▸ AIM OF THE EXERCISE
Rewrite the entries in the stretch from the line containing "text-line: seeing you." through the line containing "text-line: and all", replacing "society" with "company" and leaving everything else unchanged.

====

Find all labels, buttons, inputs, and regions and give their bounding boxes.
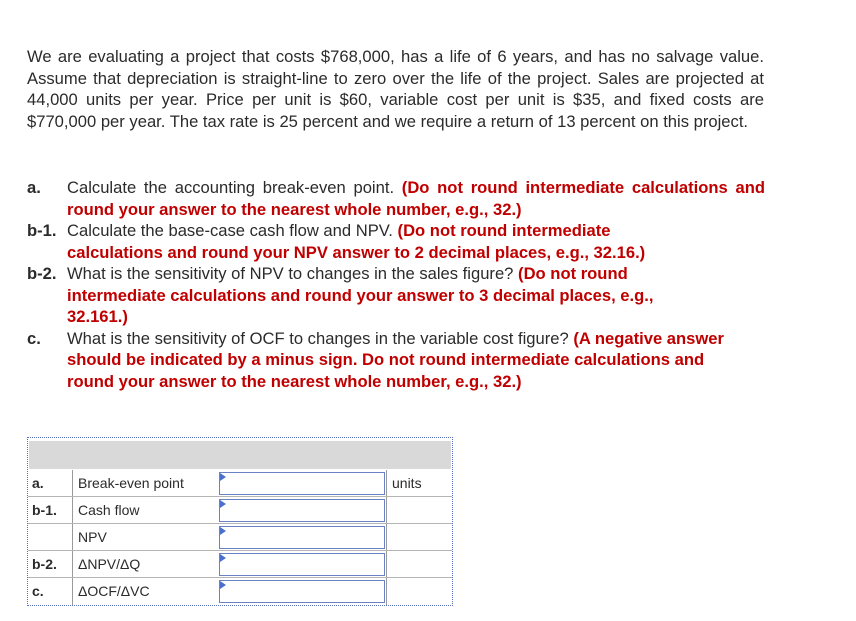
- table-row: [28, 497, 452, 524]
- question-label: a.: [27, 178, 41, 197]
- table-header-band: [29, 441, 451, 469]
- question-label: c.: [27, 328, 41, 348]
- break-even-input[interactable]: [219, 472, 385, 495]
- question-instruction: (Do not round intermediate calculations and round your answer to 3 decimal places, e.g., 32.161.): [67, 264, 654, 326]
- problem-statement: We are evaluating a project that costs $768,000, has a life of 6 years, and has no salvage value. Assume that depreciation is straight-line to zero over the life of the project. Sales are projected at 44,000 units per year. Price per unit is $60, variable cost per unit is $35, and fixed costs are $770,000 per year. The tax rate is 25 percent and we require a return of 13 percent on this project.: [27, 47, 764, 131]
- row-name: ΔOCF/ΔVC: [72, 578, 216, 605]
- row-name: ΔNPV/ΔQ: [72, 551, 216, 578]
- row-name: Cash flow: [72, 497, 216, 524]
- row-unit: [386, 497, 452, 524]
- row-label: a.: [32, 475, 44, 491]
- question-body: [67, 220, 707, 263]
- question-label: b-1.: [27, 221, 57, 240]
- table-row: [28, 524, 452, 551]
- question-body: [67, 328, 747, 393]
- row-name: Break-even point: [72, 470, 216, 497]
- row-label: b-2.: [32, 556, 57, 572]
- row-unit: units: [386, 470, 452, 497]
- question-text: What is the sensitivity of OCF to changes in the variable cost figure?: [67, 328, 569, 348]
- ocf-sensitivity-input[interactable]: [219, 580, 385, 603]
- question-body: [67, 263, 707, 328]
- question-instruction: (Do not round intermediate calculations and round your answer to the nearest whole number, e.g., 32.): [67, 178, 765, 219]
- npv-input[interactable]: [219, 526, 385, 549]
- question-item-b2: [27, 263, 765, 328]
- row-label: c.: [32, 583, 44, 599]
- question-body: [67, 177, 765, 220]
- table-row: [28, 470, 452, 497]
- row-unit: [386, 578, 452, 605]
- npv-sensitivity-input[interactable]: [219, 553, 385, 576]
- question-list: [27, 177, 765, 392]
- input-marker-icon: [220, 527, 226, 535]
- table-row: [28, 551, 452, 578]
- question-text: What is the sensitivity of NPV to changes in the sales figure?: [67, 264, 514, 283]
- question-instruction: (A negative answer should be indicated by a minus sign. Do not round intermediate calculations and round your answer to the nearest whole number, e.g., 32.): [67, 328, 724, 391]
- input-marker-icon: [220, 554, 226, 562]
- answer-table: [27, 437, 453, 606]
- question-text: Calculate the accounting break-even point.: [67, 178, 395, 197]
- row-unit: [386, 524, 452, 551]
- input-marker-icon: [220, 581, 226, 589]
- question-text: Calculate the base-case cash flow and NPV.: [67, 221, 393, 240]
- row-name: NPV: [72, 524, 216, 551]
- input-marker-icon: [220, 473, 226, 481]
- input-marker-icon: [220, 500, 226, 508]
- question-instruction: (Do not round intermediate calculations and round your NPV answer to 2 decimal places, e.g., 32.16.): [67, 221, 646, 262]
- row-label: b-1.: [32, 502, 57, 518]
- question-item-c: [27, 328, 765, 393]
- cash-flow-input[interactable]: [219, 499, 385, 522]
- question-label: b-2.: [27, 264, 57, 283]
- question-item-a: [27, 177, 765, 220]
- question-item-b1: [27, 220, 765, 263]
- row-unit: [386, 551, 452, 578]
- table-row: [28, 578, 452, 605]
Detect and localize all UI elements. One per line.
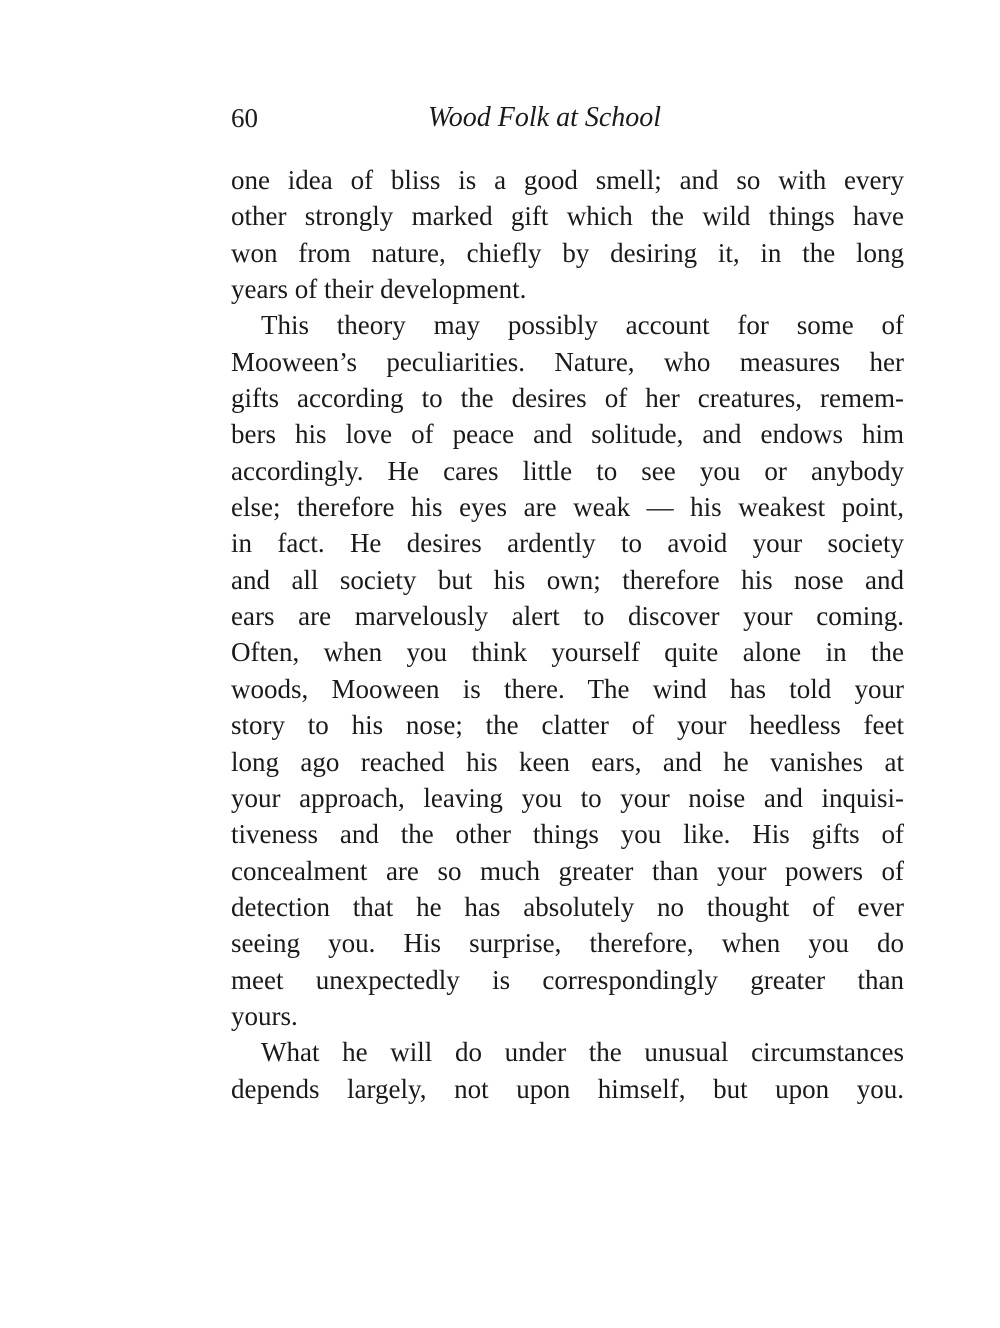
text-line: seeing you. His surprise, therefore, when you do bbox=[231, 928, 904, 959]
page-number: 60 bbox=[231, 103, 258, 133]
text-line: in fact. He desires ardently to avoid your society bbox=[231, 528, 904, 559]
text-line: bers his love of peace and solitude, and endows him bbox=[231, 419, 904, 450]
text-line: years of their development. bbox=[231, 274, 527, 305]
text-line: other strongly marked gift which the wild things have bbox=[231, 201, 904, 232]
text-line: gifts according to the desires of her creatures, remem- bbox=[231, 383, 904, 414]
text-line: depends largely, not upon himself, but upon you. bbox=[231, 1073, 904, 1104]
text-line: one idea of bliss is a good smell; and so with every bbox=[231, 165, 904, 195]
text-line: concealment are so much greater than your powers of bbox=[231, 855, 904, 886]
text-line: yours. bbox=[231, 1000, 298, 1031]
text-line: and all society but his own; therefore his nose and bbox=[231, 564, 904, 595]
running-head bbox=[231, 98, 904, 138]
text-line: tiveness and the other things you like. His gifts of bbox=[231, 819, 904, 850]
text-line: Often, when you think yourself quite alone in the bbox=[231, 637, 904, 668]
text-line: This theory may possibly account for some of bbox=[261, 310, 904, 341]
text-line: woods, Mooween is there. The wind has told your bbox=[231, 673, 904, 704]
text-line: meet unexpectedly is correspondingly greater than bbox=[231, 964, 904, 995]
text-line: story to his nose; the clatter of your heedless feet bbox=[231, 710, 904, 741]
text-line: What he will do under the unusual circumstances bbox=[261, 1037, 904, 1068]
text-line: detection that he has absolutely no thought of ever bbox=[231, 891, 904, 922]
text-line: long ago reached his keen ears, and he vanishes at bbox=[231, 746, 904, 777]
body-text bbox=[231, 162, 904, 1107]
text-line: accordingly. He cares little to see you or anybody bbox=[231, 455, 904, 486]
text-line: won from nature, chiefly by desiring it, in the long bbox=[231, 237, 904, 268]
running-title: Wood Folk at School bbox=[428, 102, 662, 133]
text-line: Mooween’s peculiarities. Nature, who measures her bbox=[231, 346, 904, 377]
text-line: ears are marvelously alert to discover your coming. bbox=[231, 601, 904, 632]
text-line: your approach, leaving you to your noise and inquisi- bbox=[231, 782, 904, 813]
text-line: else; therefore his eyes are weak — his weakest point, bbox=[231, 492, 904, 523]
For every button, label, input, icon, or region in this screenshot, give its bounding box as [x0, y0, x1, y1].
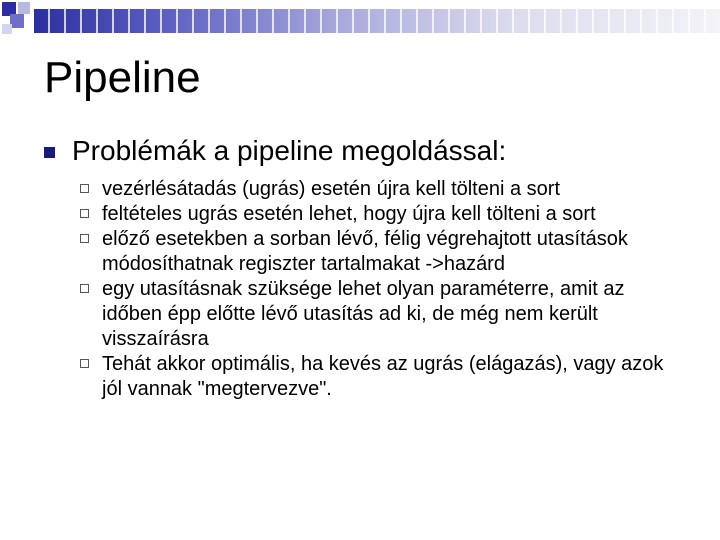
sub-bullet-text: feltételes ugrás esetén lehet, hogy újra kell tölteni a sort — [102, 203, 596, 225]
hollow-square-icon — [80, 284, 89, 293]
filled-square-icon — [44, 147, 55, 158]
sub-bullet-list — [78, 177, 678, 402]
sub-bullet-item — [78, 277, 678, 352]
header-decoration-square-light — [18, 2, 30, 14]
hollow-square-icon — [80, 184, 89, 193]
header-decoration-square-pale — [2, 24, 12, 34]
main-bullet-text: Problémák a pipeline megoldással: — [72, 135, 507, 166]
slide-title: Pipeline — [44, 53, 201, 102]
sub-bullet-text: előző esetekben a sorban lévő, félig végrehajtott utasítások módosíthatnak regiszter tartalmakat ->hazárd — [102, 228, 628, 275]
header-decoration-square-mid — [10, 14, 24, 28]
hollow-square-icon — [80, 359, 89, 368]
sub-bullet-text: Tehát akkor optimális, ha kevés az ugrás (elágazás), vagy azok jól vannak "megtervezve". — [102, 353, 664, 400]
sub-bullet-item — [78, 177, 678, 202]
hollow-square-icon — [80, 209, 89, 218]
sub-bullet-item — [78, 202, 678, 227]
hollow-square-icon — [80, 234, 89, 243]
sub-bullet-text: egy utasításnak szüksége lehet olyan paraméterre, amit az időben épp előtte lévő utasítás ad ki, de még nem került visszaírásra — [102, 278, 625, 350]
sub-bullet-item — [78, 352, 678, 402]
sub-bullet-item — [78, 227, 678, 277]
sub-bullet-text: vezérlésátadás (ugrás) esetén újra kell tölteni a sort — [102, 178, 561, 200]
header-gradient-bar — [34, 9, 720, 33]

====

▸ EXPECTED OUTPUT
text-line: seeing you. His surprise, therefore, when you do bbox=[231, 928, 904, 959]
page-number: 60 bbox=[231, 103, 258, 133]
text-line: in fact. He desires ardently to avoid your company bbox=[231, 528, 904, 559]
text-line: bers his love of peace and solitude, and endows him bbox=[231, 419, 904, 450]
text-line: years of their development. bbox=[231, 274, 527, 305]
text-line: other strongly marked gift which the wild things have bbox=[231, 201, 904, 232]
text-line: gifts according to the desires of her creatures, remem- bbox=[231, 383, 904, 414]
text-line: depends largely, not upon himself, but upon you. bbox=[231, 1073, 904, 1104]
text-line: one idea of bliss is a good smell; and so with every bbox=[231, 165, 904, 195]
text-line: concealment are so much greater than your powers of bbox=[231, 855, 904, 886]
text-line: yours. bbox=[231, 1000, 298, 1031]
text-line: and all company but his own; therefore his nose and bbox=[231, 564, 904, 595]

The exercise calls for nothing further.